## SHORT TASK
Identify the lines that contain the word "heading" and copy each one.

## DATA TO PROCESS
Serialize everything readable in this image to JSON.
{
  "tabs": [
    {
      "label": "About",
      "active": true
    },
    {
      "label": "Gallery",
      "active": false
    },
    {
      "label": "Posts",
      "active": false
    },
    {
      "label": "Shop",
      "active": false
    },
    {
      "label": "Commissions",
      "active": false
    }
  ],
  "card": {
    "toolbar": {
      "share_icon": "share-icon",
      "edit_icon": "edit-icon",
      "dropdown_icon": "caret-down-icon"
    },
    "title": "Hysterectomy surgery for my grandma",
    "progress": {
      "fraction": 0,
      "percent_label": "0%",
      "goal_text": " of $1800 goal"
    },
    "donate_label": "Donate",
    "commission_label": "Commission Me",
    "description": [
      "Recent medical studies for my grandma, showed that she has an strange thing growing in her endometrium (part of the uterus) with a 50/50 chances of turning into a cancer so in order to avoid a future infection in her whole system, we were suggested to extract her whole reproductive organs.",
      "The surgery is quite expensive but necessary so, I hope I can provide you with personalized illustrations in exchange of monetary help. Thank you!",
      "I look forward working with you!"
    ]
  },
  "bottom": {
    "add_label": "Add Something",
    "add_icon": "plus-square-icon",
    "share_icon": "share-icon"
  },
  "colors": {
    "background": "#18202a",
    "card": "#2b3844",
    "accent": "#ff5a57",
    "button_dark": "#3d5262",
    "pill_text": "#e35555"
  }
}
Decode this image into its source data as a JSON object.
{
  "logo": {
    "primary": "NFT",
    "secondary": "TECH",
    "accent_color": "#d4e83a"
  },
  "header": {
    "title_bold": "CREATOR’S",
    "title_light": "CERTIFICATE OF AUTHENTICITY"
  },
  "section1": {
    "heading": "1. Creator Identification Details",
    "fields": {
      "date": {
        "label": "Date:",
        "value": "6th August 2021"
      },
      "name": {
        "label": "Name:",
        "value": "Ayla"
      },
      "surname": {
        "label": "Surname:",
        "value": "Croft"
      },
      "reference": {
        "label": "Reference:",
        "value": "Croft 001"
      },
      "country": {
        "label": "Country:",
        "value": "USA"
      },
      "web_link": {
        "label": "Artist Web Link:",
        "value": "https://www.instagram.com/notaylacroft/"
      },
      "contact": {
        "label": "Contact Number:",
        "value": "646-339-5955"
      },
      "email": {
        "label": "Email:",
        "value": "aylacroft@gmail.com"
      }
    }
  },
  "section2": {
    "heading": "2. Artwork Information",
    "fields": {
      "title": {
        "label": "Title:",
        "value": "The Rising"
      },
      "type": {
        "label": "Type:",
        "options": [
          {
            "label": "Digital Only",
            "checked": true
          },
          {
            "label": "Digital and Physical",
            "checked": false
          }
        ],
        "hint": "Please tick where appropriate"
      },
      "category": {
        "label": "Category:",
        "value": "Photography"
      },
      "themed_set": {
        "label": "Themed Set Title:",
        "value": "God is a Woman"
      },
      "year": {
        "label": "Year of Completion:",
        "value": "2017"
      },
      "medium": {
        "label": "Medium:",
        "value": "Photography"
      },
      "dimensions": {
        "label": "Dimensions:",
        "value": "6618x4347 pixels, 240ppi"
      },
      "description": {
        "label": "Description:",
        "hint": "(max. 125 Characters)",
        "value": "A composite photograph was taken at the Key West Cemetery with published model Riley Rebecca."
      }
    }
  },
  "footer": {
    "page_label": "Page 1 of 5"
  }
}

## THE REPLY
    "heading": "1. Creator Identification Details",
    "heading": "2. Artwork Information",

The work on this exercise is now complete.